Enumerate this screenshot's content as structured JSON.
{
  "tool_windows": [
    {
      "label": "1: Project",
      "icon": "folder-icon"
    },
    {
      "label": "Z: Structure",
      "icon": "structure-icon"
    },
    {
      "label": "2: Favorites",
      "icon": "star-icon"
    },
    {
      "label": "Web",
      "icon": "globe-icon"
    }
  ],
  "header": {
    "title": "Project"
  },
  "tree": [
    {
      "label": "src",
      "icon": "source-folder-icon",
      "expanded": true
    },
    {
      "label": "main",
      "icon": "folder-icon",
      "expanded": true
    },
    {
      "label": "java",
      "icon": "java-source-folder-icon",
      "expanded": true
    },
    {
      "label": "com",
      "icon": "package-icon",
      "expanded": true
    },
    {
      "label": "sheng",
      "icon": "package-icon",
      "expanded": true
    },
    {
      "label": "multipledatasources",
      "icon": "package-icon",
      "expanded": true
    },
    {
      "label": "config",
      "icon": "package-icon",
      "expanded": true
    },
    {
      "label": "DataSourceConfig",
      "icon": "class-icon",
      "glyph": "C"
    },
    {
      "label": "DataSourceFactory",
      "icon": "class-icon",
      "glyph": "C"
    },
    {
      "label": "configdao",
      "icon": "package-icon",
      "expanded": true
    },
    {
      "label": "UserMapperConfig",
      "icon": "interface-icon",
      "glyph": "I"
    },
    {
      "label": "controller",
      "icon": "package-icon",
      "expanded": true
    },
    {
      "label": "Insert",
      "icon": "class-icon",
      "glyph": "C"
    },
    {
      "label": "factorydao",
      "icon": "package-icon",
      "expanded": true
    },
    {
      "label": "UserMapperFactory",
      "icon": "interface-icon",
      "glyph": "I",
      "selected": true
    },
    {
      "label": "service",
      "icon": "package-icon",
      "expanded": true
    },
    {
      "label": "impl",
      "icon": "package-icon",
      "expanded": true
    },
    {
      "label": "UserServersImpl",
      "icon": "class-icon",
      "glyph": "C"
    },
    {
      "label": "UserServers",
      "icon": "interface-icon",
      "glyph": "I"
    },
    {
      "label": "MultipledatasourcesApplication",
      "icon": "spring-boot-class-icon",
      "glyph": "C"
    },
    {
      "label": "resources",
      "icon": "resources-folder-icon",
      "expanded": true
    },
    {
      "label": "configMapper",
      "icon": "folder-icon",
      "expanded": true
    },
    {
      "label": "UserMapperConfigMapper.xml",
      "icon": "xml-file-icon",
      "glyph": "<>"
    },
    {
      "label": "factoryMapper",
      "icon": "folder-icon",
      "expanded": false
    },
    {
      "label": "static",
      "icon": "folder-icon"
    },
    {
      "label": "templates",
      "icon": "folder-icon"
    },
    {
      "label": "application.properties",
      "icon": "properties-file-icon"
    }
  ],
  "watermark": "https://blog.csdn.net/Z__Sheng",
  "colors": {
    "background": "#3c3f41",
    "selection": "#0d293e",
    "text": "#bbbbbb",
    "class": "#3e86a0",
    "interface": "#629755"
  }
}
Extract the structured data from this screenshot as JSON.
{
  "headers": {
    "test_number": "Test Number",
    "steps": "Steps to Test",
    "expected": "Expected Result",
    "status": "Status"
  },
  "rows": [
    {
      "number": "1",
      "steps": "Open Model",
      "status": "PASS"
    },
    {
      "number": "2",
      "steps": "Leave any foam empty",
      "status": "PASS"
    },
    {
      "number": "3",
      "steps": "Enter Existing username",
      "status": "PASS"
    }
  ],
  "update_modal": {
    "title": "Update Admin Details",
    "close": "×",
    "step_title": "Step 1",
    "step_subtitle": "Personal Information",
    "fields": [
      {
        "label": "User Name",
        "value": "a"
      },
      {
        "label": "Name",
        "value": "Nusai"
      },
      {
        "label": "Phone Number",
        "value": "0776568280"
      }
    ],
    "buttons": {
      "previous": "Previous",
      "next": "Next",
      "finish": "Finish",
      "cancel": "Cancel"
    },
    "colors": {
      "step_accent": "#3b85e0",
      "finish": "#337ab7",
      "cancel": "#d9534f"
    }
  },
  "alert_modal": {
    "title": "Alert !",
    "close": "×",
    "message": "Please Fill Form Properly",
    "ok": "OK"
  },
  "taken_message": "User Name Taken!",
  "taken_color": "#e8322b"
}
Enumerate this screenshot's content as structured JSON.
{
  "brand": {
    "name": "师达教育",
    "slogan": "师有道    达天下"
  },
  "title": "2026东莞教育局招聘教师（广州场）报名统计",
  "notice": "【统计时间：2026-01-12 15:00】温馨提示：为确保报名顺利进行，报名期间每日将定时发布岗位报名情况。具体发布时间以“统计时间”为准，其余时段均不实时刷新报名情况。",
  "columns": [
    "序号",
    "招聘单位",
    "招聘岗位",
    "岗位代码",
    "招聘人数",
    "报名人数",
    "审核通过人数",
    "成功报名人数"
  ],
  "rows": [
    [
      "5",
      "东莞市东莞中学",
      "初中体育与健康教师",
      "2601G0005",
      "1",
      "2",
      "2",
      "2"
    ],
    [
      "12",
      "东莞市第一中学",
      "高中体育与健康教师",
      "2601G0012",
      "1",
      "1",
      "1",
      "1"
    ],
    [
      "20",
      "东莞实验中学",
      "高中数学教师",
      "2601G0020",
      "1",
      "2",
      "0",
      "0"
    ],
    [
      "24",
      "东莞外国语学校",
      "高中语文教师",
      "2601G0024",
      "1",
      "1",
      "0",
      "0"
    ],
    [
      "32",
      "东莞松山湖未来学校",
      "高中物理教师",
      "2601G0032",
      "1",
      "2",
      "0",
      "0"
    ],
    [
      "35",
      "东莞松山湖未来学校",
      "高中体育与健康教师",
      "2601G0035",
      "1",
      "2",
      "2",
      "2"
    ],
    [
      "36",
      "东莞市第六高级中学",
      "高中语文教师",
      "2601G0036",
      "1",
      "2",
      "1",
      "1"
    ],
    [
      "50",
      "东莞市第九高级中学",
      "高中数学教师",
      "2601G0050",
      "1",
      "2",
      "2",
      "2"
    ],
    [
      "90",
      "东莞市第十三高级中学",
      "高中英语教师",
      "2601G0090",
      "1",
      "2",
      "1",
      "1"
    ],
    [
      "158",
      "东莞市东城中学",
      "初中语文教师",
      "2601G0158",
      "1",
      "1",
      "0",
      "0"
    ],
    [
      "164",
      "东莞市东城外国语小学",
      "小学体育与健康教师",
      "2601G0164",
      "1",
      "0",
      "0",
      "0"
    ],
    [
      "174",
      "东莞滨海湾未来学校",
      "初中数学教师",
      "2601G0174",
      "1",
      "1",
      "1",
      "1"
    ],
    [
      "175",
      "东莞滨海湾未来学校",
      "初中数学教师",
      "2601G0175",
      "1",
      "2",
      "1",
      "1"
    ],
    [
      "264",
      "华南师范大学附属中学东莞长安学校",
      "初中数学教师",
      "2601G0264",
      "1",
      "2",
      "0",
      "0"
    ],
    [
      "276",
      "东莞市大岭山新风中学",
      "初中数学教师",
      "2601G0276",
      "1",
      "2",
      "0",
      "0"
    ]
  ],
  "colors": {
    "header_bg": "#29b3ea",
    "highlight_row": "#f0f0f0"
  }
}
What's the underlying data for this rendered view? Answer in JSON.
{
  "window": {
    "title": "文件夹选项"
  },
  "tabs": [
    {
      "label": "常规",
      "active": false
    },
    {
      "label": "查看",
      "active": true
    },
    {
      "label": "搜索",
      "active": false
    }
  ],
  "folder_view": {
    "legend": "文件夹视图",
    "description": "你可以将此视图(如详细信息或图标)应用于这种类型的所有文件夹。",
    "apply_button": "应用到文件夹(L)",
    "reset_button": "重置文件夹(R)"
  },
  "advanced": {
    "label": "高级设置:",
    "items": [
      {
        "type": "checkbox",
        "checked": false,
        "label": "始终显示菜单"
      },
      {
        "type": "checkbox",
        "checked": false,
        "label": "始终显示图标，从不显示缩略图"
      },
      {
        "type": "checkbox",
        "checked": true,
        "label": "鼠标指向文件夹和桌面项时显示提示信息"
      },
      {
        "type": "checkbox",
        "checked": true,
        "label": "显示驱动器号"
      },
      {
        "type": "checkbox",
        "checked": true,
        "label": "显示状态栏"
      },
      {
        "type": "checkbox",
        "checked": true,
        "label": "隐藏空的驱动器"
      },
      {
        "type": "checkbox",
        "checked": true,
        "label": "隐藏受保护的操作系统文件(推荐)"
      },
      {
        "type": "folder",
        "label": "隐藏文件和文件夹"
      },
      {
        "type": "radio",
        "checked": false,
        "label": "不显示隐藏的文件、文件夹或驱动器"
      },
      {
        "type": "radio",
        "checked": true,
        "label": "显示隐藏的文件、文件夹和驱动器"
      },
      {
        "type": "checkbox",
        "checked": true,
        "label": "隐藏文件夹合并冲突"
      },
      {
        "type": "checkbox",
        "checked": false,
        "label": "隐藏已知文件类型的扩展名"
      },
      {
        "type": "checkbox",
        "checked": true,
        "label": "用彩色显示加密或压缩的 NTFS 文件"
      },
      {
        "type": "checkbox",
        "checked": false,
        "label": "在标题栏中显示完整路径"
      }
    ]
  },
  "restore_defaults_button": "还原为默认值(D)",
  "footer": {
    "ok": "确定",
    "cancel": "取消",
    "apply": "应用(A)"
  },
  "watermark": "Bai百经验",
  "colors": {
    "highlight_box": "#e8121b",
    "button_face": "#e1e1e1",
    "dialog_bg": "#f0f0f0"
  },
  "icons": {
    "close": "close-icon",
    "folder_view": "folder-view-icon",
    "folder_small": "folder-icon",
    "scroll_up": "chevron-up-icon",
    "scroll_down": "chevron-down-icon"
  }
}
-----
Short exercise: Look through the data above. Each line containing the word "Test" needs to be copied.

Finished exercise:
    "test_number": "Test Number",
    "steps": "Steps to Test",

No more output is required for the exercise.